Any pictures in the records below should be skipped; write out everything else exactly.

- _RECORDS SHOWN_
* * * * *

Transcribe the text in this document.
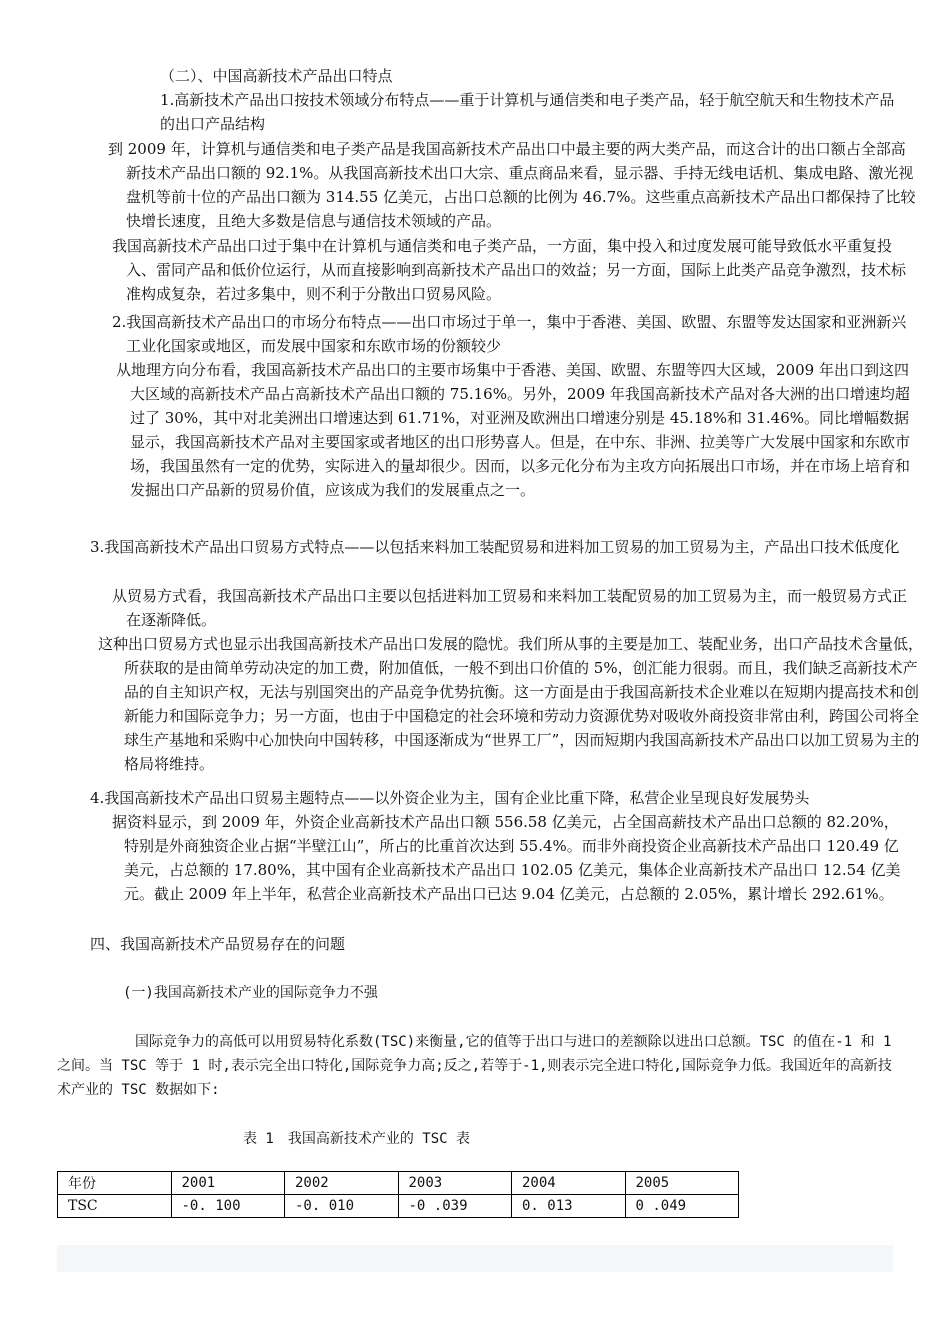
（二）、中国高新技术产品出口特点

1.高新技术产品出口按技术领域分布特点——重于计算机与通信类和电子类产品，轻于航空航天和生物技术产品的出口产品结构

到 2009 年，计算机与通信类和电子类产品是我国高新技术产品出口中最主要的两大类产品，而这合计的出口额占全部高新技术产品出口额的 92.1%。从我国高新技术出口大宗、重点商品来看，显示器、手持无线电话机、集成电路、激光视盘机等前十位的产品出口额为 314.55 亿美元，占出口总额的比例为 46.7%。这些重点高新技术产品出口都保持了比较快增长速度，且绝大多数是信息与通信技术领域的产品。

我国高新技术产品出口过于集中在计算机与通信类和电子类产品，一方面，集中投入和过度发展可能导致低水平重复投入、雷同产品和低价位运行，从而直接影响到高新技术产品出口的效益；另一方面，国际上此类产品竞争激烈，技术标准构成复杂，若过多集中，则不利于分散出口贸易风险。

2.我国高新技术产品出口的市场分布特点——出口市场过于单一，集中于香港、美国、欧盟、东盟等发达国家和亚洲新兴工业化国家或地区，而发展中国家和东欧市场的份额较少

从地理方向分布看，我国高新技术产品出口的主要市场集中于香港、美国、欧盟、东盟等四大区域，2009 年出口到这四大区域的高新技术产品占高新技术产品出口额的 75.16%。另外，2009 年我国高新技术产品对各大洲的出口增速均超过了 30%，其中对北美洲出口增速达到 61.71%，对亚洲及欧洲出口增速分别是 45.18%和 31.46%。同比增幅数据显示，我国高新技术产品对主要国家或者地区的出口形势喜人。但是，在中东、非洲、拉美等广大发展中国家和东欧市场，我国虽然有一定的优势，实际进入的量却很少。因而，以多元化分布为主攻方向拓展出口市场，并在市场上培育和发掘出口产品新的贸易价值，应该成为我们的发展重点之一。

3.我国高新技术产品出口贸易方式特点——以包括来料加工装配贸易和进料加工贸易的加工贸易为主，产品出口技术低度化

从贸易方式看，我国高新技术产品出口主要以包括进料加工贸易和来料加工装配贸易的加工贸易为主，而一般贸易方式正在逐渐降低。

这种出口贸易方式也显示出我国高新技术产品出口发展的隐忧。我们所从事的主要是加工、装配业务，出口产品技术含量低，所获取的是由简单劳动决定的加工费，附加值低，一般不到出口价值的 5%，创汇能力很弱。而且，我们缺乏高新技术产品的自主知识产权，无法与别国突出的产品竞争优势抗衡。这一方面是由于我国高新技术企业难以在短期内提高技术和创新能力和国际竞争力；另一方面，也由于中国稳定的社会环境和劳动力资源优势对吸收外商投资非常由利，跨国公司将全球生产基地和采购中心加快向中国转移，中国逐渐成为“世界工厂”，因而短期内我国高新技术产品出口以加工贸易为主的格局将维持。

4.我国高新技术产品出口贸易主题特点——以外资企业为主，国有企业比重下降，私营企业呈现良好发展势头

据资料显示，到 2009 年，外资企业高新技术产品出口额 556.58 亿美元，占全国高薪技术产品出口总额的 82.20%，特别是外商独资企业占据“半壁江山”，所占的比重首次达到 55.4%。而非外商投资企业高新技术产品出口 120.49 亿美元，占总额的 17.80%，其中国有企业高新技术产品出口 102.05 亿美元，集体企业高新技术产品出口 12.54 亿美元。截止 2009 年上半年，私营企业高新技术产品出口已达 9.04 亿美元，占总额的 2.05%，累计增长 292.61%。

四、我国高新技术产品贸易存在的问题

(一)我国高新技术产业的国际竞争力不强

国际竞争力的高低可以用贸易特化系数(TSC)来衡量,它的值等于出口与进口的差额除以进出口总额。TSC 的值在-1 和 1 之间。当 TSC 等于 1 时,表示完全出口特化,国际竞争力高;反之,若等于-1,则表示完全进口特化,国际竞争力低。我国近年的高新技术产业的 TSC 数据如下:

表 1　我国高新技术产业的 TSC 表

年份	2001	2002	2003	2004	2005
TSC	-0. 100	-0. 010	-0 .039	0. 013	0 .049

* * * * *

- _THE REPLY_
Transcribe the text in this document.
（二）、中国高新技术产品出口特点

1.高新技术产品出口按技术领域分布特点——重于计算机与通信类和电子类产品，轻于航空航天和生物技术产品的出口产品结构

到 2009 年，计算机与通信类和电子类产品是我国高新技术产品出口中最主要的两大类产品，而这合计的出口额占全部高新技术产品出口额的 92.1%。从我国高新技术出口大宗、重点商品来看，显示器、手持无线电话机、集成电路、激光视盘机等前十位的产品出口额为 314.55 亿美元，占出口总额的比例为 46.7%。这些重点高新技术产品出口都保持了比较快增长速度，且绝大多数是信息与通信技术领域的产品。

我国高新技术产品出口过于集中在计算机与通信类和电子类产品，一方面，集中投入和过度发展可能导致低水平重复投入、雷同产品和低价位运行，从而直接影响到高新技术产品出口的效益；另一方面，国际上此类产品竞争激烈，技术标准构成复杂，若过多集中，则不利于分散出口贸易风险。

2.我国高新技术产品出口的市场分布特点——出口市场过于单一，集中于香港、美国、欧盟、东盟等发达国家和亚洲新兴工业化国家或地区，而发展中国家和东欧市场的份额较少

从地理方向分布看，我国高新技术产品出口的主要市场集中于香港、美国、欧盟、东盟等四大区域，2009 年出口到这四大区域的高新技术产品占高新技术产品出口额的 75.16%。另外，2009 年我国高新技术产品对各大洲的出口增速均超过了 30%，其中对北美洲出口增速达到 61.71%，对亚洲及欧洲出口增速分别是 45.18%和 31.46%。同比增幅数据显示，我国高新技术产品对主要国家或者地区的出口形势喜人。但是，在中东、非洲、拉美等广大发展中国家和东欧市场，我国虽然有一定的优势，实际进入的量却很少。因而，以多元化分布为主攻方向拓展出口市场，并在市场上培育和发掘出口产品新的贸易价值，应该成为我们的发展重点之一。

3.我国高新技术产品出口贸易方式特点——以包括来料加工装配贸易和进料加工贸易的加工贸易为主，产品出口技术低度化

从贸易方式看，我国高新技术产品出口主要以包括进料加工贸易和来料加工装配贸易的加工贸易为主，而一般贸易方式正在逐渐降低。

这种出口贸易方式也显示出我国高新技术产品出口发展的隐忧。我们所从事的主要是加工、装配业务，出口产品技术含量低，所获取的是由简单劳动决定的加工费，附加值低，一般不到出口价值的 5%，创汇能力很弱。而且，我们缺乏高新技术产品的自主知识产权，无法与别国突出的产品竞争优势抗衡。这一方面是由于我国高新技术企业难以在短期内提高技术和创新能力和国际竞争力；另一方面，也由于中国稳定的社会环境和劳动力资源优势对吸收外商投资非常由利，跨国公司将全球生产基地和采购中心加快向中国转移，中国逐渐成为“世界工厂”，因而短期内我国高新技术产品出口以加工贸易为主的格局将维持。

4.我国高新技术产品出口贸易主题特点——以外资企业为主，国有企业比重下降，私营企业呈现良好发展势头

据资料显示，到 2009 年，外资企业高新技术产品出口额 556.58 亿美元，占全国高薪技术产品出口总额的 82.20%，特别是外商独资企业占据“半壁江山”，所占的比重首次达到 55.4%。而非外商投资企业高新技术产品出口 120.49 亿美元，占总额的 17.80%，其中国有企业高新技术产品出口 102.05 亿美元，集体企业高新技术产品出口 12.54 亿美元。截止 2009 年上半年，私营企业高新技术产品出口已达 9.04 亿美元，占总额的 2.05%，累计增长 292.61%。

四、我国高新技术产品贸易存在的问题

(一)我国高新技术产业的国际竞争力不强

国际竞争力的高低可以用贸易特化系数(TSC)来衡量,它的值等于出口与进口的差额除以进出口总额。TSC 的值在-1 和 1 之间。当 TSC 等于 1 时,表示完全出口特化,国际竞争力高;反之,若等于-1,则表示完全进口特化,国际竞争力低。我国近年的高新技术产业的 TSC 数据如下:

表 1　我国高新技术产业的 TSC 表

年份	2001	2002	2003	2004	2005
TSC	-0. 100	-0. 010	-0 .039	0. 013	0 .049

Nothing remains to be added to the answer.